Dataset items
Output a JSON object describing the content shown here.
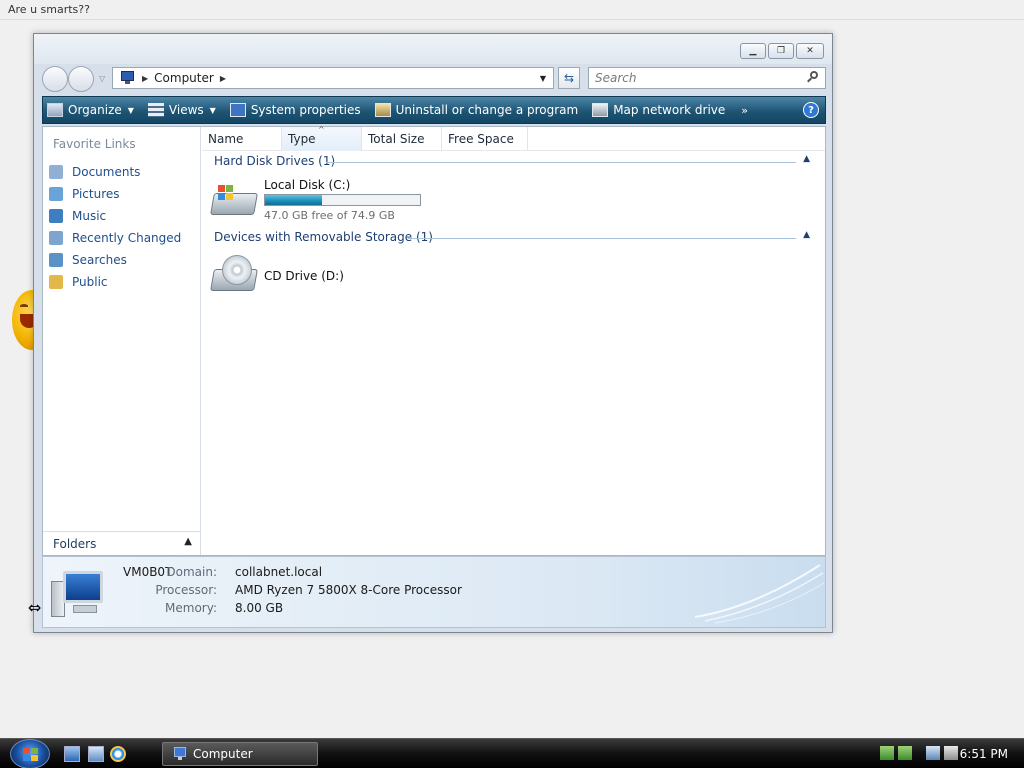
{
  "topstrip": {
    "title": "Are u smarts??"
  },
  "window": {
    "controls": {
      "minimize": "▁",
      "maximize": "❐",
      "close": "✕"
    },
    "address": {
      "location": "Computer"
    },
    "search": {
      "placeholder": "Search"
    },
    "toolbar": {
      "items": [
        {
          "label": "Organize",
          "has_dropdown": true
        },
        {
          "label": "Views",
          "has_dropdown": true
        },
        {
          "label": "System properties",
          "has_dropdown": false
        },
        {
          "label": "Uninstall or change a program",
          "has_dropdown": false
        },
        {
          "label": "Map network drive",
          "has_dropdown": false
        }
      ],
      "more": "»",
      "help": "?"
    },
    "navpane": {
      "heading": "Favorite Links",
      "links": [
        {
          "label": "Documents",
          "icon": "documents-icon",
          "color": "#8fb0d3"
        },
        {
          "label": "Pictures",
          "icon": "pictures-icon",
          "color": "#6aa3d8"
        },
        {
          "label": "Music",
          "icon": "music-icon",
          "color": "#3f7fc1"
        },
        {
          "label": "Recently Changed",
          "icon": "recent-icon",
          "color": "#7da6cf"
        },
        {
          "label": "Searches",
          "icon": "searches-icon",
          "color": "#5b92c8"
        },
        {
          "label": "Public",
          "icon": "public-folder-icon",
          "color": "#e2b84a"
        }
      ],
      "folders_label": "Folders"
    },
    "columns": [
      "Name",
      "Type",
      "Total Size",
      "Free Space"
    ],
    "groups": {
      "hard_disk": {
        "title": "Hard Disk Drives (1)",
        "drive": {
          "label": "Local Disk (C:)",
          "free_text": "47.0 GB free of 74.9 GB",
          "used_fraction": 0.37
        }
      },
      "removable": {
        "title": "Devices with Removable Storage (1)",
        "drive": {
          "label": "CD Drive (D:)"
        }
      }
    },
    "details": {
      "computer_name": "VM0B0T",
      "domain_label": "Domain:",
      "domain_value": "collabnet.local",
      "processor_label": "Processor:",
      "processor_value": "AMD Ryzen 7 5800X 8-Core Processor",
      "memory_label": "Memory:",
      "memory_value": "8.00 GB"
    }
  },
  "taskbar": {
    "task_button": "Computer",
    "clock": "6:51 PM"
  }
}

■ TASK PROMPT: Copy each line exactly, and leave the pictures out of your copy.

■ ANSWER TO THE EXERCISE:
Output a JSON object describing the content shown here.
{
  "topstrip": {
    "title": "Are u smarts??"
  },
  "window": {
    "controls": {
      "minimize": "▁",
      "maximize": "❐",
      "close": "✕"
    },
    "address": {
      "location": "Computer"
    },
    "search": {
      "placeholder": "Search"
    },
    "toolbar": {
      "items": [
        {
          "label": "Organize",
          "has_dropdown": true
        },
        {
          "label": "Views",
          "has_dropdown": true
        },
        {
          "label": "System properties",
          "has_dropdown": false
        },
        {
          "label": "Uninstall or change a program",
          "has_dropdown": false
        },
        {
          "label": "Map network drive",
          "has_dropdown": false
        }
      ],
      "more": "»",
      "help": "?"
    },
    "navpane": {
      "heading": "Favorite Links",
      "links": [
        {
          "label": "Documents",
          "icon": "documents-icon",
          "color": "#8fb0d3"
        },
        {
          "label": "Pictures",
          "icon": "pictures-icon",
          "color": "#6aa3d8"
        },
        {
          "label": "Music",
          "icon": "music-icon",
          "color": "#3f7fc1"
        },
        {
          "label": "Recently Changed",
          "icon": "recent-icon",
          "color": "#7da6cf"
        },
        {
          "label": "Searches",
          "icon": "searches-icon",
          "color": "#5b92c8"
        },
        {
          "label": "Public",
          "icon": "public-folder-icon",
          "color": "#e2b84a"
        }
      ],
      "folders_label": "Folders"
    },
    "columns": [
      "Name",
      "Type",
      "Total Size",
      "Free Space"
    ],
    "groups": {
      "hard_disk": {
        "title": "Hard Disk Drives (1)",
        "drive": {
          "label": "Local Disk (C:)",
          "free_text": "47.0 GB free of 74.9 GB",
          "used_fraction": 0.37
        }
      },
      "removable": {
        "title": "Devices with Removable Storage (1)",
        "drive": {
          "label": "CD Drive (D:)"
        }
      }
    },
    "details": {
      "computer_name": "VM0B0T",
      "domain_label": "Domain:",
      "domain_value": "collabnet.local",
      "processor_label": "Processor:",
      "processor_value": "AMD Ryzen 7 5800X 8-Core Processor",
      "memory_label": "Memory:",
      "memory_value": "8.00 GB"
    }
  },
  "taskbar": {
    "task_button": "Computer",
    "clock": "6:51 PM"
  }
}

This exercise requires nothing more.